▸ **The problem**: In the records below, the line that contains "Decode this image" marks the start. Copy it and each line after it through the end, exactly, without pictures.

^^^^

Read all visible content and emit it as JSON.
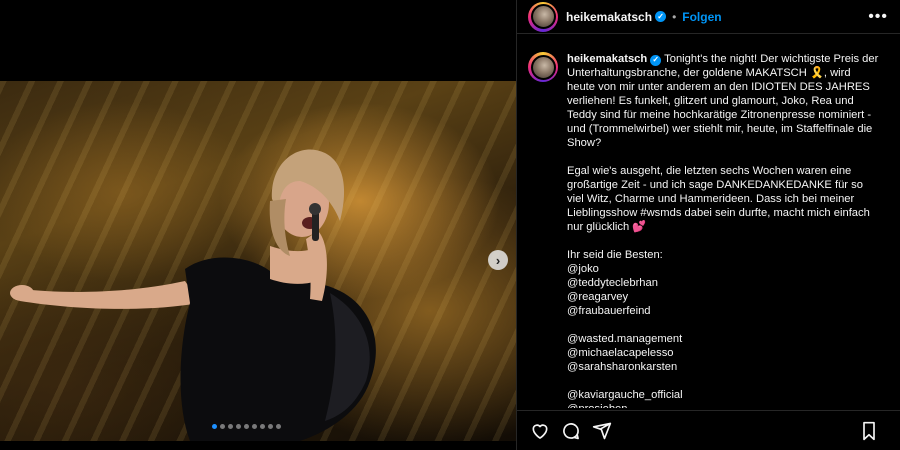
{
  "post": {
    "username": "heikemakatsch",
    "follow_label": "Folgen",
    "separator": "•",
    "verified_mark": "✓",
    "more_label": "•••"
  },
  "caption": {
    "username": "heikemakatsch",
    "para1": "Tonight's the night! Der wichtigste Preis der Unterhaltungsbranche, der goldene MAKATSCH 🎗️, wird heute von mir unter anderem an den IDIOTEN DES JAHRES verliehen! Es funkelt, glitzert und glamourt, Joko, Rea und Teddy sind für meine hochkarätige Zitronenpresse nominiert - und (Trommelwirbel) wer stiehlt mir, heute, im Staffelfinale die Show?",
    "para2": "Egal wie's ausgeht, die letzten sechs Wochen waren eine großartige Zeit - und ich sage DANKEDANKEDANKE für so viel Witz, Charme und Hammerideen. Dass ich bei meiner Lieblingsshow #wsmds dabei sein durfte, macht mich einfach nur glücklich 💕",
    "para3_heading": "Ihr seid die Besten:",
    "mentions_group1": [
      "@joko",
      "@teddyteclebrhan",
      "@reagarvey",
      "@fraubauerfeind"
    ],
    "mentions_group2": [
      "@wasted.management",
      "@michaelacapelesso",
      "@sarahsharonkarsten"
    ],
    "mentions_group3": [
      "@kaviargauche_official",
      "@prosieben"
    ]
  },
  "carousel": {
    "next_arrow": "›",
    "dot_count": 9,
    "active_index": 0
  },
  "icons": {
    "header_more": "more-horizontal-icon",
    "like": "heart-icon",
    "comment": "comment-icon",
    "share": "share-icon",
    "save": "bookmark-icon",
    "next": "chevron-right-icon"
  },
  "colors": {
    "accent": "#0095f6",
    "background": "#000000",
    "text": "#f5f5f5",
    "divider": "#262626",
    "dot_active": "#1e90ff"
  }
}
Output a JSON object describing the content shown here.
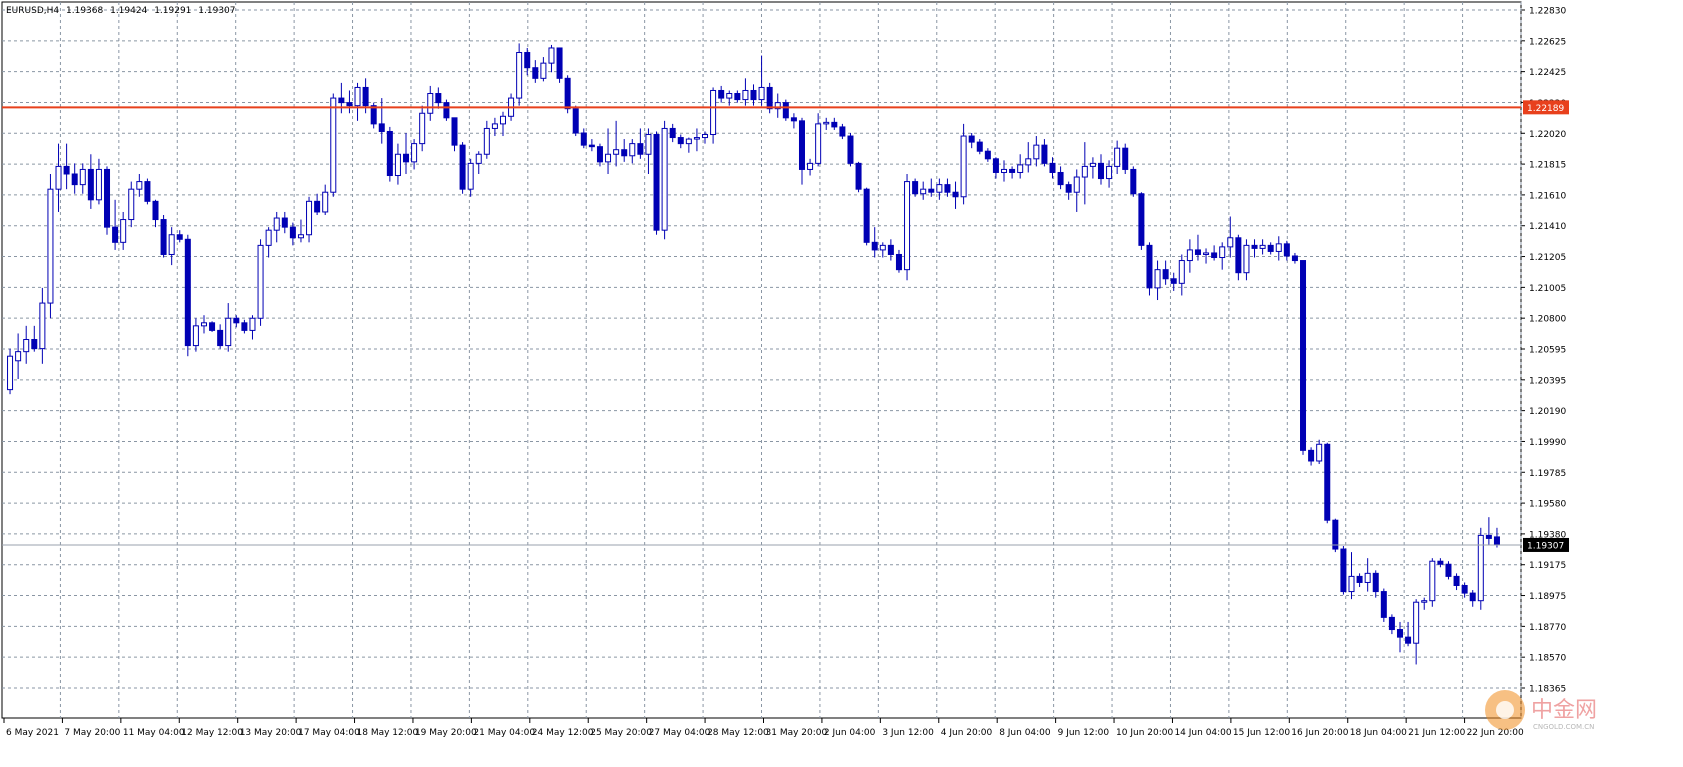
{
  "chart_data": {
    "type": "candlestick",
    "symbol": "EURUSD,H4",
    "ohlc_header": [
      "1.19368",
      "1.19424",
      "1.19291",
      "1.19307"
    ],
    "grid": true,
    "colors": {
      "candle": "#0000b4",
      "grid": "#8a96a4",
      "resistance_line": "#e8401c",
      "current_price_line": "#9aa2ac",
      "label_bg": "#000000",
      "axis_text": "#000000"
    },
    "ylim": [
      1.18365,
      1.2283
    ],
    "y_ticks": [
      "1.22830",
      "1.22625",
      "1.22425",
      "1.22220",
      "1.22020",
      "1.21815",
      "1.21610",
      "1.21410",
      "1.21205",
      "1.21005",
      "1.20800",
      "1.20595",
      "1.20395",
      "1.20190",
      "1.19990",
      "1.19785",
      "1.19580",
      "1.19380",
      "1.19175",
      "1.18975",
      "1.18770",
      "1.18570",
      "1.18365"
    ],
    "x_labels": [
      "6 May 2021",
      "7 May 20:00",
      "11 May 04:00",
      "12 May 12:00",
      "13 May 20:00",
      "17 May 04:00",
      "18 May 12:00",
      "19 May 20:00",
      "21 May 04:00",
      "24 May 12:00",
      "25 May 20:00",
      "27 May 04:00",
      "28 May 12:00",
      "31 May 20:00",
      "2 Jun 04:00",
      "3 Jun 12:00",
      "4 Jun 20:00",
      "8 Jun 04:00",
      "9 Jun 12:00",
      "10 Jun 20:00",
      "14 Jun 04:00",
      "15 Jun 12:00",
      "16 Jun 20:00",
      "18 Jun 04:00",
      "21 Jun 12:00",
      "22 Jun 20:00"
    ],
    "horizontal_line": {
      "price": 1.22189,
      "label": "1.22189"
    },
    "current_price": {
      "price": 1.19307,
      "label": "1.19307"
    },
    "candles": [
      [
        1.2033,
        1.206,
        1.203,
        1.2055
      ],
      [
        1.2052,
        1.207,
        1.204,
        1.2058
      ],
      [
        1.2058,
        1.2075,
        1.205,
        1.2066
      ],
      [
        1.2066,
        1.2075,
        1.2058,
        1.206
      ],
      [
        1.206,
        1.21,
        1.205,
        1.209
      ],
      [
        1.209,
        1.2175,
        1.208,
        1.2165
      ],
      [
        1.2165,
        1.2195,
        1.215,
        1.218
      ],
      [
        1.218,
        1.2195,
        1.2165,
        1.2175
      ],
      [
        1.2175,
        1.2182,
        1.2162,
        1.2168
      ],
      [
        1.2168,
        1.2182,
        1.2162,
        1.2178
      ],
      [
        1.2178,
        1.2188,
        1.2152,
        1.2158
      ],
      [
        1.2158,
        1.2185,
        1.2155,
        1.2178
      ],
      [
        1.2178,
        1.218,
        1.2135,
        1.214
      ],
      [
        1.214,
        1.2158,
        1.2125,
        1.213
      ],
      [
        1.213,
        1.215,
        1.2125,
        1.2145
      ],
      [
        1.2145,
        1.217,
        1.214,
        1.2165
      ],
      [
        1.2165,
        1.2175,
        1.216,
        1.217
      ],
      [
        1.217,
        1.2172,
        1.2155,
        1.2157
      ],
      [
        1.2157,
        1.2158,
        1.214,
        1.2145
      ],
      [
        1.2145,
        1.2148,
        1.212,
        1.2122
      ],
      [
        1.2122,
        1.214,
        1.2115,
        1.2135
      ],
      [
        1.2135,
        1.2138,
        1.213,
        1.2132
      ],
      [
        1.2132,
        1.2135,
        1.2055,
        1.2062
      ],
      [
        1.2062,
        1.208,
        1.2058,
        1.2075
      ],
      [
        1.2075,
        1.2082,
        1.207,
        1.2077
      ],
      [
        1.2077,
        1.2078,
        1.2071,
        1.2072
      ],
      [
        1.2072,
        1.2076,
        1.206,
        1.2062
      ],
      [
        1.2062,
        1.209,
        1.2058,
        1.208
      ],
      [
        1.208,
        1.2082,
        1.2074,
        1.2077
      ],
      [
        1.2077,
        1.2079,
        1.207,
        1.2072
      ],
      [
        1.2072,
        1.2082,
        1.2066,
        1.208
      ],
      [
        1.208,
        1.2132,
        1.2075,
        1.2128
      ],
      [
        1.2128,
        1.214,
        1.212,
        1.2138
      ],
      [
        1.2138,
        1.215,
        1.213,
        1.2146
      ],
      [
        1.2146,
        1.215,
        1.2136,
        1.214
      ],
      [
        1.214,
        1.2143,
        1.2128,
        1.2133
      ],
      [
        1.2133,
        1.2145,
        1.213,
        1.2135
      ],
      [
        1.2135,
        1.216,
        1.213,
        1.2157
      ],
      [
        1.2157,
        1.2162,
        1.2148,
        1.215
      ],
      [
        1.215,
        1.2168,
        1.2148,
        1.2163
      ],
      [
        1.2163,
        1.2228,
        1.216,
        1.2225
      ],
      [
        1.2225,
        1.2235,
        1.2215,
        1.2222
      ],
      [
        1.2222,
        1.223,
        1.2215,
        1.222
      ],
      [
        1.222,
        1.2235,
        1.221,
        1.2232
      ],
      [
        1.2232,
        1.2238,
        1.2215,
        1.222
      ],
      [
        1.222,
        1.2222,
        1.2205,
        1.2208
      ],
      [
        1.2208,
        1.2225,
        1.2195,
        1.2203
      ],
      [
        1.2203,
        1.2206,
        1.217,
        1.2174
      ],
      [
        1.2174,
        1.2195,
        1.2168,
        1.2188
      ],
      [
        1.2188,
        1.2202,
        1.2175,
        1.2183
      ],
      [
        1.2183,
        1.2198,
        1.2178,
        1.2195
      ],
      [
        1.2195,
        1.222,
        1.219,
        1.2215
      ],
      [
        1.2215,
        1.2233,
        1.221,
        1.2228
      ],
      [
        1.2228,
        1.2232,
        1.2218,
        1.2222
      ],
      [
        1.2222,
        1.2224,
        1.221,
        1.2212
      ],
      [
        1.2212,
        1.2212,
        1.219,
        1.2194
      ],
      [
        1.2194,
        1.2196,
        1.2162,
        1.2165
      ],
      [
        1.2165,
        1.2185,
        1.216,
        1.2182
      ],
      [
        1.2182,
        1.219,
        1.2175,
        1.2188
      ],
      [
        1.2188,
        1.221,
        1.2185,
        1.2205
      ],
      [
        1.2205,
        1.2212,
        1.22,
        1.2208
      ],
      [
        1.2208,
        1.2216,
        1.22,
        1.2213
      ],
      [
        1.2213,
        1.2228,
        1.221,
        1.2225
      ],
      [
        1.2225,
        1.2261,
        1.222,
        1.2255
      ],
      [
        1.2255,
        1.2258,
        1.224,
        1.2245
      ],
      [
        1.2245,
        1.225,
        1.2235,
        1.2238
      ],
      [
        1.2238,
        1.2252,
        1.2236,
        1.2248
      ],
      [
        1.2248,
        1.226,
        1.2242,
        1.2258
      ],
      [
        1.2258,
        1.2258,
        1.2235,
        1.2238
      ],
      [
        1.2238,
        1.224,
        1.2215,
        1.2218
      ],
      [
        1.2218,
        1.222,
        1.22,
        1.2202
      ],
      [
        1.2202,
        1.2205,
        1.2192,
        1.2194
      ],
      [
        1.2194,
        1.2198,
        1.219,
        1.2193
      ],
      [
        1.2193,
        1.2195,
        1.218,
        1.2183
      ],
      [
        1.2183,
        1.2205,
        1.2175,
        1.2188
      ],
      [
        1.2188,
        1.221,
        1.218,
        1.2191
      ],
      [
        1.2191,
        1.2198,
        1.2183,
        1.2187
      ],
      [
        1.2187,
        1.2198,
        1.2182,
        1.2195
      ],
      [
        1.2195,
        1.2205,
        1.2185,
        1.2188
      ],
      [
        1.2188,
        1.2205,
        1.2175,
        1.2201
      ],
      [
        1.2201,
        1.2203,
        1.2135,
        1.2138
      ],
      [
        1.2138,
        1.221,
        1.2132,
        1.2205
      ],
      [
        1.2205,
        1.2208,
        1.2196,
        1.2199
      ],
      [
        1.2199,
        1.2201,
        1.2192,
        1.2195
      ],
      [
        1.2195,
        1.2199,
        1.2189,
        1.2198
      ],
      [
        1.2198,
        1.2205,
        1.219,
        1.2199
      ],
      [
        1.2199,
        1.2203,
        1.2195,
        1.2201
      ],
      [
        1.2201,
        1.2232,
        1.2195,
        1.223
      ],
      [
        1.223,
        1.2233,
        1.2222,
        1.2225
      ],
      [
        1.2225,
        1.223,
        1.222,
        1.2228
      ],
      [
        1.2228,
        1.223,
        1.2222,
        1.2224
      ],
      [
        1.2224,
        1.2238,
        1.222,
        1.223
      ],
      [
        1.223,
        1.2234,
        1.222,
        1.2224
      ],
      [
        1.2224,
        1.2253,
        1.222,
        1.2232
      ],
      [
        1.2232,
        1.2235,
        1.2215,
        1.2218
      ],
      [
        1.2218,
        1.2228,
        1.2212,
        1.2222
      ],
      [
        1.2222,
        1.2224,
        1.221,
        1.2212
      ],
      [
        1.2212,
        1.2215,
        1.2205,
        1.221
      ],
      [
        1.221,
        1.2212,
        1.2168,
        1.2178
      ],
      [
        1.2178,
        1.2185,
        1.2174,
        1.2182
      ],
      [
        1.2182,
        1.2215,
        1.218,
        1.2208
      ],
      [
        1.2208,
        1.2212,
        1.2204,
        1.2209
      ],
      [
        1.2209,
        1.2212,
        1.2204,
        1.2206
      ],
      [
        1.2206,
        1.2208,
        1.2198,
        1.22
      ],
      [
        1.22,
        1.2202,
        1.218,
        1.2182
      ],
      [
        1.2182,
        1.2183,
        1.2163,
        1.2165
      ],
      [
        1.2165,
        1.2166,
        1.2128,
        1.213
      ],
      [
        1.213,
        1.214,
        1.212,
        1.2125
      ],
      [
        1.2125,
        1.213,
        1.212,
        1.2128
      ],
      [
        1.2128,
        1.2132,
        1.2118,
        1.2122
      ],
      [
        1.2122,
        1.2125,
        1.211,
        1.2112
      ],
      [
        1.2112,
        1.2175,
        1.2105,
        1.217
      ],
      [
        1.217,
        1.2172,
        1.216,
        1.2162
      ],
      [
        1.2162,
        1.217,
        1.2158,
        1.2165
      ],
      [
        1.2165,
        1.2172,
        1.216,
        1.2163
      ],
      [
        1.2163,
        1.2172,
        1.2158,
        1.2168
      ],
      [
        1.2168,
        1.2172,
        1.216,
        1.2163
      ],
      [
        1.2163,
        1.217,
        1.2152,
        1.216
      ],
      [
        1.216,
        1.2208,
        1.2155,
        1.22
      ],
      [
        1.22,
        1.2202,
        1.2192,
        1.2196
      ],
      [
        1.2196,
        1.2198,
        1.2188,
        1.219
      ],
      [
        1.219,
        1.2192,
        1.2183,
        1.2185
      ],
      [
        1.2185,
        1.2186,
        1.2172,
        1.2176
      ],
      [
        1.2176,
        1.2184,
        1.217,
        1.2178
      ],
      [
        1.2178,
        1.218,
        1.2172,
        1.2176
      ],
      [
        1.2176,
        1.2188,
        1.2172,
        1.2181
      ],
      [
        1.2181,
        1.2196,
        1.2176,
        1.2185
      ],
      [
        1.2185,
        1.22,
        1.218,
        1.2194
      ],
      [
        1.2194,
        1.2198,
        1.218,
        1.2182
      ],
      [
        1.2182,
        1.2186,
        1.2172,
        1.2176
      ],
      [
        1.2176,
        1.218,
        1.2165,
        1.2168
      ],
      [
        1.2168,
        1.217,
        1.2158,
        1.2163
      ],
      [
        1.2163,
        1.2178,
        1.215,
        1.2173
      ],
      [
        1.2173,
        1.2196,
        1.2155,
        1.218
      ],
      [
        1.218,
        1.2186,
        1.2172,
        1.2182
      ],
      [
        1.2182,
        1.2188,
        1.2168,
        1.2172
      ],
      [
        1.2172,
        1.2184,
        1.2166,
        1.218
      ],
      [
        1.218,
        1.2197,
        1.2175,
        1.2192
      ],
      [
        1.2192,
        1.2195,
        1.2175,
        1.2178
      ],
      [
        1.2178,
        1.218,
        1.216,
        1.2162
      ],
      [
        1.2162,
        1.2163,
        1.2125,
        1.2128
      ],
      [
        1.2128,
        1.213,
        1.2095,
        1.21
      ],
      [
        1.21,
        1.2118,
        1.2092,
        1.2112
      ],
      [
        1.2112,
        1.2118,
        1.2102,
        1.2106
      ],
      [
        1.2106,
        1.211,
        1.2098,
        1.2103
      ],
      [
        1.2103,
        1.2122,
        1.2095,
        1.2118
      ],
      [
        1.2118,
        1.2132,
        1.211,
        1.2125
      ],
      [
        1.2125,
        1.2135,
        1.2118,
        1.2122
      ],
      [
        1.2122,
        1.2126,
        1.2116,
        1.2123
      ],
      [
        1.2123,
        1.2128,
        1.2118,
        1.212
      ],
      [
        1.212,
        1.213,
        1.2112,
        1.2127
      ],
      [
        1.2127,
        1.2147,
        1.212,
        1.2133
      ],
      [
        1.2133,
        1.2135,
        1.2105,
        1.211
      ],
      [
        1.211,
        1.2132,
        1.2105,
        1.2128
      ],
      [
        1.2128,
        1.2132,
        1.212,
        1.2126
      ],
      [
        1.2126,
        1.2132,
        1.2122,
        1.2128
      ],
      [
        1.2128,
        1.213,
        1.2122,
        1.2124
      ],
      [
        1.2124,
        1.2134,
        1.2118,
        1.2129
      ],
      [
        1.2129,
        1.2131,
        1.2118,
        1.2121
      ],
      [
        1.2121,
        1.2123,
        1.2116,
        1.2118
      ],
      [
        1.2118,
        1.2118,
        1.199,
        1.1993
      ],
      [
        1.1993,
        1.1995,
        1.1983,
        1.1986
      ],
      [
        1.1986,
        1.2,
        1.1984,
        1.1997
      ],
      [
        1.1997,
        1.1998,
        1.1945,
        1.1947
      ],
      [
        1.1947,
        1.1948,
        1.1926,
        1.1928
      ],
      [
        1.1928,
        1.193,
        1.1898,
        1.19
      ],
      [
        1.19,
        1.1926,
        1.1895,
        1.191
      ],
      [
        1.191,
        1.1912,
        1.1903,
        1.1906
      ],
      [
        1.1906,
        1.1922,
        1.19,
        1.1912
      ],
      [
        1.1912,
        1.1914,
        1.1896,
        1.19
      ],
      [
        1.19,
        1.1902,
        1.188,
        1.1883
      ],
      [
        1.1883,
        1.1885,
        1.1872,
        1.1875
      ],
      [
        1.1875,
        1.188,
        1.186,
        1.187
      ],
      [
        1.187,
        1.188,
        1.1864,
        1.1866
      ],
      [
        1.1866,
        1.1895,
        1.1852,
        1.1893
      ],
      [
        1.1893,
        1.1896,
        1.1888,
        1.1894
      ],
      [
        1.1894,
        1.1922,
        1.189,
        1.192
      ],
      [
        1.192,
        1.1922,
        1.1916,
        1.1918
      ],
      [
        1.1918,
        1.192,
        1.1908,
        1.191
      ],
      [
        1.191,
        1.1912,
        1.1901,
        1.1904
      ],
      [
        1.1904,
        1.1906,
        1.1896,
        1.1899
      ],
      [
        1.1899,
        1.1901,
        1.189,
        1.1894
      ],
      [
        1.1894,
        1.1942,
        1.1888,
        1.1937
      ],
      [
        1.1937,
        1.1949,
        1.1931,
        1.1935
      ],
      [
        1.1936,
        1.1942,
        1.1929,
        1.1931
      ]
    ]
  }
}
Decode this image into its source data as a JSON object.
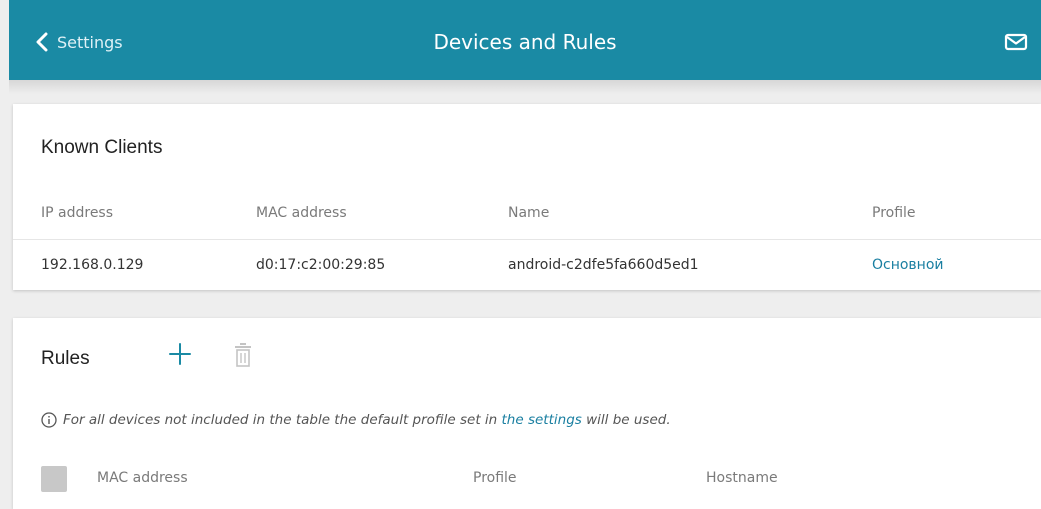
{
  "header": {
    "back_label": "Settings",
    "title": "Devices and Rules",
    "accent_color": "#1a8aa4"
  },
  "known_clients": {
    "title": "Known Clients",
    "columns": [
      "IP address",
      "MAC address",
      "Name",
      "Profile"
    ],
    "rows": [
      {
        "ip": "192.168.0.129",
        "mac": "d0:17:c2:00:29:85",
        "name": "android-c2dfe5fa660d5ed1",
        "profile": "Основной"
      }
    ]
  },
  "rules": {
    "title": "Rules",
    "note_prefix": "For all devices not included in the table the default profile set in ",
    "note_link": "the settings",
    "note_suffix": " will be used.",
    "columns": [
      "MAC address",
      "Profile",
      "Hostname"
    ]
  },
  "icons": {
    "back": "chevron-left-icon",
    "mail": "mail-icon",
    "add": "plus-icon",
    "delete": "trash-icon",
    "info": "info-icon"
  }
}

^^^^

▸ **Output of the exercise**:
Decode this image into its source data as a JSON object.
{
  "header": {
    "back_label": "Settings",
    "title": "Devices and Rules",
    "accent_color": "#1a8aa4"
  },
  "known_clients": {
    "title": "Known Clients",
    "columns": [
      "IP address",
      "MAC address",
      "Name",
      "Profile"
    ],
    "rows": [
      {
        "ip": "192.168.0.129",
        "mac": "d0:17:c2:00:29:85",
        "name": "android-c2dfe5fa660d5ed1",
        "profile": "Основной"
      }
    ]
  },
  "rules": {
    "title": "Rules",
    "note_prefix": "For all devices not included in the table the default profile set in ",
    "note_link": "the settings",
    "note_suffix": " will be used.",
    "columns": [
      "MAC address",
      "Profile",
      "Hostname"
    ]
  },
  "icons": {
    "back": "chevron-left-icon",
    "mail": "mail-icon",
    "add": "plus-icon",
    "delete": "trash-icon",
    "info": "info-icon"
  }
}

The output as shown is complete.